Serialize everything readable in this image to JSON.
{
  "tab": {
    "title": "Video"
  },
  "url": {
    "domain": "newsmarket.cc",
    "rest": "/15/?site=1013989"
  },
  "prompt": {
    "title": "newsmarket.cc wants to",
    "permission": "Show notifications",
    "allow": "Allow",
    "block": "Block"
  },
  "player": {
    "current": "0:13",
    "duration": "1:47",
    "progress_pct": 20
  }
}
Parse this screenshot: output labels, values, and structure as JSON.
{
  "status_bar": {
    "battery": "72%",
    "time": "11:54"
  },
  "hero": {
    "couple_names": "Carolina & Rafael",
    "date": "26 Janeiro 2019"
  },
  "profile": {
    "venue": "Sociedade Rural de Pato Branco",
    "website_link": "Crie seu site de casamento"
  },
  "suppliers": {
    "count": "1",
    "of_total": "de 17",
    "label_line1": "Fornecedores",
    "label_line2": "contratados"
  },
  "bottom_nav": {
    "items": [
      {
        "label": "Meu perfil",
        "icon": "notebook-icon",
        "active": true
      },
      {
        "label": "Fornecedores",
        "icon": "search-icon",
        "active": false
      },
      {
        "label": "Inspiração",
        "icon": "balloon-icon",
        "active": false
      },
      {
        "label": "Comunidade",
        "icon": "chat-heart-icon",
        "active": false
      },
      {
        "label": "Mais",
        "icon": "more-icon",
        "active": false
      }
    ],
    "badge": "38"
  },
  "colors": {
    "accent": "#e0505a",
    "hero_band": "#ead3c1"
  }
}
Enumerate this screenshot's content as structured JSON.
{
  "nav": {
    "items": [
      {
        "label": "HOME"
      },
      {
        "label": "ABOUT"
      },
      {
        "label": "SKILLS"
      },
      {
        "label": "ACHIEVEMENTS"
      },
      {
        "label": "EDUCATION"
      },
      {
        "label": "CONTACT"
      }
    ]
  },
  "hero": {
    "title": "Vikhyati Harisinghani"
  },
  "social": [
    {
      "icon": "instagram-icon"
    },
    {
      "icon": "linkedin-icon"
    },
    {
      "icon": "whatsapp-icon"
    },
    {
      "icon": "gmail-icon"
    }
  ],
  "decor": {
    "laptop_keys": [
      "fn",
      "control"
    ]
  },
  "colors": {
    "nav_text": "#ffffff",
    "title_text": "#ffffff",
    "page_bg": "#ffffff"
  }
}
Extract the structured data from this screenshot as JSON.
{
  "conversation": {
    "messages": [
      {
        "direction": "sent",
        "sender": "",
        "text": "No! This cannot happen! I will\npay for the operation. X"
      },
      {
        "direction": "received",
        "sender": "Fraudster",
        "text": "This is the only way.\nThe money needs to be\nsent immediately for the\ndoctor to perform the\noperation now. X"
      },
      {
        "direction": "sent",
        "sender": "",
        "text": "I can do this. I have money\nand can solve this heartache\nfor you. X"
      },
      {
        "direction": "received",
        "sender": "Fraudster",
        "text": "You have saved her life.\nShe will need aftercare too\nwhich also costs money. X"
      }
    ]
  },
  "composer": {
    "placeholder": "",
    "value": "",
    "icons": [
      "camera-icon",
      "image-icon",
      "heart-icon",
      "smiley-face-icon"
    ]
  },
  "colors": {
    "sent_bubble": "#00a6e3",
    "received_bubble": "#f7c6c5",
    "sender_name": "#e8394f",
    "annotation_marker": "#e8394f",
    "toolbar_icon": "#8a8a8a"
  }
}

■ ■ ■ ■ ■

● **WHAT TO WORK ON**
Make an exact copy of every line in the data.

● **TASK RESULT**
Serialize everything readable in this image to JSON.
{
  "tab": {
    "title": "Video"
  },
  "url": {
    "domain": "newsmarket.cc",
    "rest": "/15/?site=1013989"
  },
  "prompt": {
    "title": "newsmarket.cc wants to",
    "permission": "Show notifications",
    "allow": "Allow",
    "block": "Block"
  },
  "player": {
    "current": "0:13",
    "duration": "1:47",
    "progress_pct": 20
  }
}
Parse this screenshot: output labels, values, and structure as JSON.
{
  "status_bar": {
    "battery": "72%",
    "time": "11:54"
  },
  "hero": {
    "couple_names": "Carolina & Rafael",
    "date": "26 Janeiro 2019"
  },
  "profile": {
    "venue": "Sociedade Rural de Pato Branco",
    "website_link": "Crie seu site de casamento"
  },
  "suppliers": {
    "count": "1",
    "of_total": "de 17",
    "label_line1": "Fornecedores",
    "label_line2": "contratados"
  },
  "bottom_nav": {
    "items": [
      {
        "label": "Meu perfil",
        "icon": "notebook-icon",
        "active": true
      },
      {
        "label": "Fornecedores",
        "icon": "search-icon",
        "active": false
      },
      {
        "label": "Inspiração",
        "icon": "balloon-icon",
        "active": false
      },
      {
        "label": "Comunidade",
        "icon": "chat-heart-icon",
        "active": false
      },
      {
        "label": "Mais",
        "icon": "more-icon",
        "active": false
      }
    ],
    "badge": "38"
  },
  "colors": {
    "accent": "#e0505a",
    "hero_band": "#ead3c1"
  }
}
Enumerate this screenshot's content as structured JSON.
{
  "nav": {
    "items": [
      {
        "label": "HOME"
      },
      {
        "label": "ABOUT"
      },
      {
        "label": "SKILLS"
      },
      {
        "label": "ACHIEVEMENTS"
      },
      {
        "label": "EDUCATION"
      },
      {
        "label": "CONTACT"
      }
    ]
  },
  "hero": {
    "title": "Vikhyati Harisinghani"
  },
  "social": [
    {
      "icon": "instagram-icon"
    },
    {
      "icon": "linkedin-icon"
    },
    {
      "icon": "whatsapp-icon"
    },
    {
      "icon": "gmail-icon"
    }
  ],
  "decor": {
    "laptop_keys": [
      "fn",
      "control"
    ]
  },
  "colors": {
    "nav_text": "#ffffff",
    "title_text": "#ffffff",
    "page_bg": "#ffffff"
  }
}
Extract the structured data from this screenshot as JSON.
{
  "conversation": {
    "messages": [
      {
        "direction": "sent",
        "sender": "",
        "text": "No! This cannot happen! I will\npay for the operation. X"
      },
      {
        "direction": "received",
        "sender": "Fraudster",
        "text": "This is the only way.\nThe money needs to be\nsent immediately for the\ndoctor to perform the\noperation now. X"
      },
      {
        "direction": "sent",
        "sender": "",
        "text": "I can do this. I have money\nand can solve this heartache\nfor you. X"
      },
      {
        "direction": "received",
        "sender": "Fraudster",
        "text": "You have saved her life.\nShe will need aftercare too\nwhich also costs money. X"
      }
    ]
  },
  "composer": {
    "placeholder": "",
    "value": "",
    "icons": [
      "camera-icon",
      "image-icon",
      "heart-icon",
      "smiley-face-icon"
    ]
  },
  "colors": {
    "sent_bubble": "#00a6e3",
    "received_bubble": "#f7c6c5",
    "sender_name": "#e8394f",
    "annotation_marker": "#e8394f",
    "toolbar_icon": "#8a8a8a"
  }
}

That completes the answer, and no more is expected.